◆ TASK TO COMPLETE: Transcribe the data lines verbatim, starting from the line with "slide-scrollbar [499,178,503,218]" up to and including the line with "more-options-button[interactable]: ⋮ [406,376,426,396]".

◆ GIVEN RECORDS:
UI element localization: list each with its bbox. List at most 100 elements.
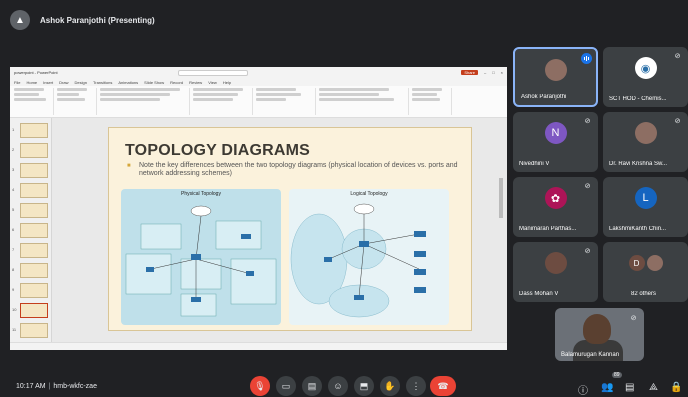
slide-scrollbar [499,178,503,218]
mic-toggle-button[interactable]: 🎙 [250,376,270,396]
ppt-search-box [177,69,248,76]
thumb-number: 2 [12,147,15,152]
others-count: 82 others [631,291,657,297]
ppt-status-bar [10,342,507,350]
captions-button[interactable]: ▤ [302,376,322,396]
logical-topology-label: Logical Topology [350,191,388,197]
activities-icon[interactable]: ⟁ [649,382,658,393]
participant-avatar [646,255,663,271]
participant-avatar: D [628,255,645,271]
mic-off-icon: ⊘ [674,118,681,125]
participant-tile[interactable]: N ⊘ Nivedhini V [513,112,598,172]
clock-time: 10:17 AM [16,383,46,390]
more-options-button[interactable]: ⋮ [406,376,426,396]
ribbon-group [256,88,316,115]
mic-off-icon: ⊘ [584,118,591,125]
thumb-number: 4 [12,187,15,192]
ribbon-group [193,88,253,115]
ppt-menu-item: Transitions [92,79,113,85]
present-button[interactable]: ⬒ [354,376,374,396]
thumb-number: 5 [12,207,15,212]
raise-hand-button[interactable]: ✋ [380,376,400,396]
leave-call-button[interactable]: ☎ [430,376,456,396]
self-video-face [583,314,611,344]
mic-off-icon: ⊘ [674,53,681,60]
participant-name: Dr. Ravi Krishna Sw... [609,161,668,167]
mic-off-icon: ⊘ [630,315,637,322]
others-tile[interactable]: D 82 others [603,242,688,302]
slide-thumbnail-selected [20,303,48,318]
participant-avatar [634,122,657,144]
chat-icon[interactable]: ▤ [625,382,634,393]
ppt-app-title: powerpoint - PowerPoint [14,70,58,75]
meeting-code: hmb-wkfc-zae [53,383,97,390]
current-slide: TOPOLOGY DIAGRAMS ■ Note the key differe… [108,127,472,331]
participant-avatar: N [544,122,567,144]
meeting-info: 10:17 AM | hmb-wkfc-zae [16,383,97,390]
self-view-tile[interactable]: ⊘ Balamurugan Kannan [555,308,644,361]
camera-toggle-button[interactable]: ▭ [276,376,296,396]
ppt-body: 1 2 3 4 5 6 7 8 9 10 11 TOPOLOGY DIAGRAM… [10,118,507,342]
ppt-minimize-icon: – [484,70,487,75]
participant-avatar [544,59,567,81]
emoji-button[interactable]: ☺ [328,376,348,396]
thumb-number: 1 [12,127,15,132]
host-controls-icon[interactable]: 🔒 [670,382,682,393]
participant-tile[interactable]: ⊘ Dass Mohan V [513,242,598,302]
participant-tile[interactable]: ✿ ⊘ Manimaran Parthas... [513,177,598,237]
participant-avatar: L [634,187,657,209]
top-bar: ▲ Ashok Paranjothi (Presenting) [0,0,688,40]
participant-tile[interactable]: ◉ ⊘ SCT HOD - Chemis... [603,47,688,107]
ppt-menu-item: Design [74,79,87,85]
physical-topology-drawing [125,205,277,317]
presenter-label: Ashok Paranjothi (Presenting) [40,15,155,25]
ribbon-group [57,88,97,115]
thumb-number: 3 [12,167,15,172]
ribbon-group [319,88,409,115]
slide-thumbnail [20,283,48,298]
participant-tile[interactable]: Ashok Paranjothi [513,47,598,107]
thumb-number: 7 [12,247,15,252]
mic-off-icon: ⊘ [584,248,591,255]
ppt-menu-item: Help [222,79,232,85]
mic-off-icon: ⊘ [584,183,591,190]
slide-thumbnail [20,183,48,198]
logical-topology-diagram: Logical Topology [289,189,449,325]
bottom-bar: 10:17 AM | hmb-wkfc-zae 🎙 ▭ ▤ ☺ ⬒ ✋ ⋮ ☎ ⓘ … [0,370,688,397]
ppt-close-icon: × [500,70,503,75]
thumb-number: 8 [12,267,15,272]
slide-thumbnail [20,223,48,238]
ribbon-group [100,88,190,115]
people-icon[interactable]: 👥 [601,382,613,393]
ppt-menu-item: Home [26,79,38,85]
shared-screen: powerpoint - PowerPoint Share – □ × File… [10,67,507,350]
self-name: Balamurugan Kannan [561,352,620,358]
participant-avatar [544,252,567,274]
participant-name: SCT HOD - Chemis... [609,96,667,102]
slide-thumbnail [20,123,48,138]
participant-name: Ashok Paranjothi [521,94,567,100]
slide-thumbnail [20,323,48,338]
presenter-avatar: ▲ [10,10,30,30]
others-avatars: D [628,255,663,271]
ppt-menu-item: Record [170,79,184,85]
slide-bullet-text: Note the key differences between the two… [139,162,458,177]
ribbon-group [14,88,54,115]
bullet-icon: ■ [127,163,131,169]
participant-avatar: ◉ [634,57,657,79]
speaking-indicator-icon [581,53,592,64]
participant-avatar: ✿ [544,187,567,209]
participant-name: Dass Mohan V [519,291,559,297]
ppt-maximize-icon: □ [492,70,495,75]
meeting-details-icon[interactable]: ⓘ [578,382,588,397]
ppt-menu-item: View [208,79,217,85]
participant-name: LakshmiKanth Chin... [609,226,667,232]
participant-tile[interactable]: L LakshmiKanth Chin... [603,177,688,237]
ppt-ribbon [10,86,507,118]
slide-thumbnail [20,203,48,218]
ppt-menu-bar: File Home Insert Draw Design Transitions… [10,78,507,86]
participant-tile[interactable]: ⊘ Dr. Ravi Krishna Sw... [603,112,688,172]
participant-name: Nivedhini V [519,161,550,167]
physical-topology-label: Physical Topology [181,191,221,197]
thumb-number: 11 [12,327,17,332]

◆ TASK RESULT:
slide-scrollbar [499,178,503,218]
mic-toggle-button[interactable]: 🎙 [250,376,270,396]
ppt-search-box [177,69,248,76]
thumb-number: 2 [12,147,15,152]
others-count: 82 others [631,291,657,297]
ppt-status-bar [10,342,507,350]
captions-button[interactable]: ▤ [302,376,322,396]
logical-topology-label: Logical Topology [350,191,388,197]
activities-icon[interactable]: ⟁ [649,382,658,393]
participant-avatar [646,255,663,271]
participant-avatar: D [628,255,645,271]
mic-off-icon: ⊘ [674,118,681,125]
participant-tile[interactable]: N ⊘ Nivedhini V [513,112,598,172]
clock-time: 10:17 AM [16,383,46,390]
more-options-button[interactable]: ⋮ [406,376,426,396]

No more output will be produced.